> _PROBLEM DETAILS_
Extract all of the entries and give them again, word for word.

> _STORED ROWS_
··········

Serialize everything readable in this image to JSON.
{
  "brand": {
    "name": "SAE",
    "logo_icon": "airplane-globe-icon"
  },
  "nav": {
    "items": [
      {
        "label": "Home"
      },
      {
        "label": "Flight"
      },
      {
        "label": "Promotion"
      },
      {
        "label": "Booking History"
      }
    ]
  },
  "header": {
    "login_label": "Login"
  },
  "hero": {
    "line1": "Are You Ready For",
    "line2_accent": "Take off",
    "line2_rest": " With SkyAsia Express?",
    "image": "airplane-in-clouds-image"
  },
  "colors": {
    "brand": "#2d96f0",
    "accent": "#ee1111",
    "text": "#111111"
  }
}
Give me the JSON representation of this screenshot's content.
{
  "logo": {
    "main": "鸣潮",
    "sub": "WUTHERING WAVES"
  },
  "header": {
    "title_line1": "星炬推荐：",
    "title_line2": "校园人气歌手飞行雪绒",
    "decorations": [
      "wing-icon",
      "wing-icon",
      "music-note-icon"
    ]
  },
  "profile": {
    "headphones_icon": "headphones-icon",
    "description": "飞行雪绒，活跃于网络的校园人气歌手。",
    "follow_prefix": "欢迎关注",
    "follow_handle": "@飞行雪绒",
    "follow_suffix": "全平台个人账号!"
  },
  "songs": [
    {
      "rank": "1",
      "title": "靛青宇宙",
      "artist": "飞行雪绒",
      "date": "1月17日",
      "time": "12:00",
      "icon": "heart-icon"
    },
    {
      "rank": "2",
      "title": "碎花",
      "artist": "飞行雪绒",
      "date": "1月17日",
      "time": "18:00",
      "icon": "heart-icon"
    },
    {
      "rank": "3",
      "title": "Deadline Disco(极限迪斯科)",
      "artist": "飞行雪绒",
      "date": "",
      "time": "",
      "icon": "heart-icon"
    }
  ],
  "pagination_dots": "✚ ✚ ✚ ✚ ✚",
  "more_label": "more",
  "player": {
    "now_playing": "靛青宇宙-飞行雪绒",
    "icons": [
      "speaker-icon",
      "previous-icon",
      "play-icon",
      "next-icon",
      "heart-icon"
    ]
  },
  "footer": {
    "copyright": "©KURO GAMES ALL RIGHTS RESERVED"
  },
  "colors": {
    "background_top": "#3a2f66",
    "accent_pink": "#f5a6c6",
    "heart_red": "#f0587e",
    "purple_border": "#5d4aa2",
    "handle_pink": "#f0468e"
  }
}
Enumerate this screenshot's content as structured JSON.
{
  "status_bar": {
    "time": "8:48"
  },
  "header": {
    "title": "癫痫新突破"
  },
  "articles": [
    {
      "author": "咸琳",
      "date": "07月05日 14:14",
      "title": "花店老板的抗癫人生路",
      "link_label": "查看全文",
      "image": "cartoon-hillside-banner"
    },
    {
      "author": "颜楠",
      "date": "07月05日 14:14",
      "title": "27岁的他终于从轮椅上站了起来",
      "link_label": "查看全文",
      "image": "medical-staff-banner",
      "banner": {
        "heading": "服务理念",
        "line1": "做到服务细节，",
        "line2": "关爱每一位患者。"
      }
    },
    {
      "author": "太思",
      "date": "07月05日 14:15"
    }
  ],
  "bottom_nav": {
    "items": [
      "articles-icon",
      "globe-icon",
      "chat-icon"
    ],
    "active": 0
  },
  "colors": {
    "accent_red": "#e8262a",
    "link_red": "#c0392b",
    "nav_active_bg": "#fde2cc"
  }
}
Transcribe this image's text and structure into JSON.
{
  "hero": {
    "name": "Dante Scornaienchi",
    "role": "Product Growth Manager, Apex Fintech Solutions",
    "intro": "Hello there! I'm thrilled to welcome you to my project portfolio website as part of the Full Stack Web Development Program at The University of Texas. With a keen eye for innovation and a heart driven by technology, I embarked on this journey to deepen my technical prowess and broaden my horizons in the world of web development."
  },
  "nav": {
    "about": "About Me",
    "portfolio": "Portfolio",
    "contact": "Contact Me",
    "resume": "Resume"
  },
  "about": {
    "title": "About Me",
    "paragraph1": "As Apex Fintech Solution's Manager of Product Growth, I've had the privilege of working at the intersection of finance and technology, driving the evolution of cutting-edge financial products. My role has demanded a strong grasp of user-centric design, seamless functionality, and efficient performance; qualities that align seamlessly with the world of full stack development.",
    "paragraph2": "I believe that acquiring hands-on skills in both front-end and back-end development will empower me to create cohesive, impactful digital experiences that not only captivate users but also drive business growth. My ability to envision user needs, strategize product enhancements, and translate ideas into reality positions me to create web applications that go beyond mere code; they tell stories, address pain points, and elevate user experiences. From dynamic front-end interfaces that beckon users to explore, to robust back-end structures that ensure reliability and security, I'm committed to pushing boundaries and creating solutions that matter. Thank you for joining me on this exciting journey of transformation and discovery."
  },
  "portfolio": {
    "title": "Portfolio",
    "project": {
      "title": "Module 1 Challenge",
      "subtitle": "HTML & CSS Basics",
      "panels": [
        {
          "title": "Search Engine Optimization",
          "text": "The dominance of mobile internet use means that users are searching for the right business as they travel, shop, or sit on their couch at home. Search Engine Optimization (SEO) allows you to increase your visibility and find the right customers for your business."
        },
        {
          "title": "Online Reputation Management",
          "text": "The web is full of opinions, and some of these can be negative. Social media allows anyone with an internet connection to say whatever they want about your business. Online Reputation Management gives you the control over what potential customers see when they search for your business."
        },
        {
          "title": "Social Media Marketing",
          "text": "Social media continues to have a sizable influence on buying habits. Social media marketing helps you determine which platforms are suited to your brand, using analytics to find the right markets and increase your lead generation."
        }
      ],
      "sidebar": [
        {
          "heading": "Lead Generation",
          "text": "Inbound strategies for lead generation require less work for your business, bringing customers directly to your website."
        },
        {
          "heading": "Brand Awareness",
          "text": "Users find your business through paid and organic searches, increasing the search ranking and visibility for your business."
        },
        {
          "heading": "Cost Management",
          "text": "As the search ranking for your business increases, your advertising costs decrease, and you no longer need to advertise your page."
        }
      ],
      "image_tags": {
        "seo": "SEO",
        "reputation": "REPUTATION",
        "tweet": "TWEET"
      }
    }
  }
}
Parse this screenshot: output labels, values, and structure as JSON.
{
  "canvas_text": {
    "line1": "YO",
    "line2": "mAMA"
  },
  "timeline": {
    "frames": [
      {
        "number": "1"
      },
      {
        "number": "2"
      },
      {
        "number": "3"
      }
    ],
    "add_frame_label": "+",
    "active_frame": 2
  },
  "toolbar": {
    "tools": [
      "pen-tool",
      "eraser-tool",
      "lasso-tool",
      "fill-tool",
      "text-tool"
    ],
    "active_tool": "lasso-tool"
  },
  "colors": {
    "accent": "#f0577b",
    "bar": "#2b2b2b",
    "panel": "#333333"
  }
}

··········

> _REPLY TO THE EXERCISE_
Serialize everything readable in this image to JSON.
{
  "brand": {
    "name": "SAE",
    "logo_icon": "airplane-globe-icon"
  },
  "nav": {
    "items": [
      {
        "label": "Home"
      },
      {
        "label": "Flight"
      },
      {
        "label": "Promotion"
      },
      {
        "label": "Booking History"
      }
    ]
  },
  "header": {
    "login_label": "Login"
  },
  "hero": {
    "line1": "Are You Ready For",
    "line2_accent": "Take off",
    "line2_rest": " With SkyAsia Express?",
    "image": "airplane-in-clouds-image"
  },
  "colors": {
    "brand": "#2d96f0",
    "accent": "#ee1111",
    "text": "#111111"
  }
}
Give me the JSON representation of this screenshot's content.
{
  "logo": {
    "main": "鸣潮",
    "sub": "WUTHERING WAVES"
  },
  "header": {
    "title_line1": "星炬推荐：",
    "title_line2": "校园人气歌手飞行雪绒",
    "decorations": [
      "wing-icon",
      "wing-icon",
      "music-note-icon"
    ]
  },
  "profile": {
    "headphones_icon": "headphones-icon",
    "description": "飞行雪绒，活跃于网络的校园人气歌手。",
    "follow_prefix": "欢迎关注",
    "follow_handle": "@飞行雪绒",
    "follow_suffix": "全平台个人账号!"
  },
  "songs": [
    {
      "rank": "1",
      "title": "靛青宇宙",
      "artist": "飞行雪绒",
      "date": "1月17日",
      "time": "12:00",
      "icon": "heart-icon"
    },
    {
      "rank": "2",
      "title": "碎花",
      "artist": "飞行雪绒",
      "date": "1月17日",
      "time": "18:00",
      "icon": "heart-icon"
    },
    {
      "rank": "3",
      "title": "Deadline Disco(极限迪斯科)",
      "artist": "飞行雪绒",
      "date": "",
      "time": "",
      "icon": "heart-icon"
    }
  ],
  "pagination_dots": "✚ ✚ ✚ ✚ ✚",
  "more_label": "more",
  "player": {
    "now_playing": "靛青宇宙-飞行雪绒",
    "icons": [
      "speaker-icon",
      "previous-icon",
      "play-icon",
      "next-icon",
      "heart-icon"
    ]
  },
  "footer": {
    "copyright": "©KURO GAMES ALL RIGHTS RESERVED"
  },
  "colors": {
    "background_top": "#3a2f66",
    "accent_pink": "#f5a6c6",
    "heart_red": "#f0587e",
    "purple_border": "#5d4aa2",
    "handle_pink": "#f0468e"
  }
}
Enumerate this screenshot's content as structured JSON.
{
  "status_bar": {
    "time": "8:48"
  },
  "header": {
    "title": "癫痫新突破"
  },
  "articles": [
    {
      "author": "咸琳",
      "date": "07月05日 14:14",
      "title": "花店老板的抗癫人生路",
      "link_label": "查看全文",
      "image": "cartoon-hillside-banner"
    },
    {
      "author": "颜楠",
      "date": "07月05日 14:14",
      "title": "27岁的他终于从轮椅上站了起来",
      "link_label": "查看全文",
      "image": "medical-staff-banner",
      "banner": {
        "heading": "服务理念",
        "line1": "做到服务细节，",
        "line2": "关爱每一位患者。"
      }
    },
    {
      "author": "太思",
      "date": "07月05日 14:15"
    }
  ],
  "bottom_nav": {
    "items": [
      "articles-icon",
      "globe-icon",
      "chat-icon"
    ],
    "active": 0
  },
  "colors": {
    "accent_red": "#e8262a",
    "link_red": "#c0392b",
    "nav_active_bg": "#fde2cc"
  }
}
Transcribe this image's text and structure into JSON.
{
  "hero": {
    "name": "Dante Scornaienchi",
    "role": "Product Growth Manager, Apex Fintech Solutions",
    "intro": "Hello there! I'm thrilled to welcome you to my project portfolio website as part of the Full Stack Web Development Program at The University of Texas. With a keen eye for innovation and a heart driven by technology, I embarked on this journey to deepen my technical prowess and broaden my horizons in the world of web development."
  },
  "nav": {
    "about": "About Me",
    "portfolio": "Portfolio",
    "contact": "Contact Me",
    "resume": "Resume"
  },
  "about": {
    "title": "About Me",
    "paragraph1": "As Apex Fintech Solution's Manager of Product Growth, I've had the privilege of working at the intersection of finance and technology, driving the evolution of cutting-edge financial products. My role has demanded a strong grasp of user-centric design, seamless functionality, and efficient performance; qualities that align seamlessly with the world of full stack development.",
    "paragraph2": "I believe that acquiring hands-on skills in both front-end and back-end development will empower me to create cohesive, impactful digital experiences that not only captivate users but also drive business growth. My ability to envision user needs, strategize product enhancements, and translate ideas into reality positions me to create web applications that go beyond mere code; they tell stories, address pain points, and elevate user experiences. From dynamic front-end interfaces that beckon users to explore, to robust back-end structures that ensure reliability and security, I'm committed to pushing boundaries and creating solutions that matter. Thank you for joining me on this exciting journey of transformation and discovery."
  },
  "portfolio": {
    "title": "Portfolio",
    "project": {
      "title": "Module 1 Challenge",
      "subtitle": "HTML & CSS Basics",
      "panels": [
        {
          "title": "Search Engine Optimization",
          "text": "The dominance of mobile internet use means that users are searching for the right business as they travel, shop, or sit on their couch at home. Search Engine Optimization (SEO) allows you to increase your visibility and find the right customers for your business."
        },
        {
          "title": "Online Reputation Management",
          "text": "The web is full of opinions, and some of these can be negative. Social media allows anyone with an internet connection to say whatever they want about your business. Online Reputation Management gives you the control over what potential customers see when they search for your business."
        },
        {
          "title": "Social Media Marketing",
          "text": "Social media continues to have a sizable influence on buying habits. Social media marketing helps you determine which platforms are suited to your brand, using analytics to find the right markets and increase your lead generation."
        }
      ],
      "sidebar": [
        {
          "heading": "Lead Generation",
          "text": "Inbound strategies for lead generation require less work for your business, bringing customers directly to your website."
        },
        {
          "heading": "Brand Awareness",
          "text": "Users find your business through paid and organic searches, increasing the search ranking and visibility for your business."
        },
        {
          "heading": "Cost Management",
          "text": "As the search ranking for your business increases, your advertising costs decrease, and you no longer need to advertise your page."
        }
      ],
      "image_tags": {
        "seo": "SEO",
        "reputation": "REPUTATION",
        "tweet": "TWEET"
      }
    }
  }
}
Parse this screenshot: output labels, values, and structure as JSON.
{
  "canvas_text": {
    "line1": "YO",
    "line2": "mAMA"
  },
  "timeline": {
    "frames": [
      {
        "number": "1"
      },
      {
        "number": "2"
      },
      {
        "number": "3"
      }
    ],
    "add_frame_label": "+",
    "active_frame": 2
  },
  "toolbar": {
    "tools": [
      "pen-tool",
      "eraser-tool",
      "lasso-tool",
      "fill-tool",
      "text-tool"
    ],
    "active_tool": "lasso-tool"
  },
  "colors": {
    "accent": "#f0577b",
    "bar": "#2b2b2b",
    "panel": "#333333"
  }
}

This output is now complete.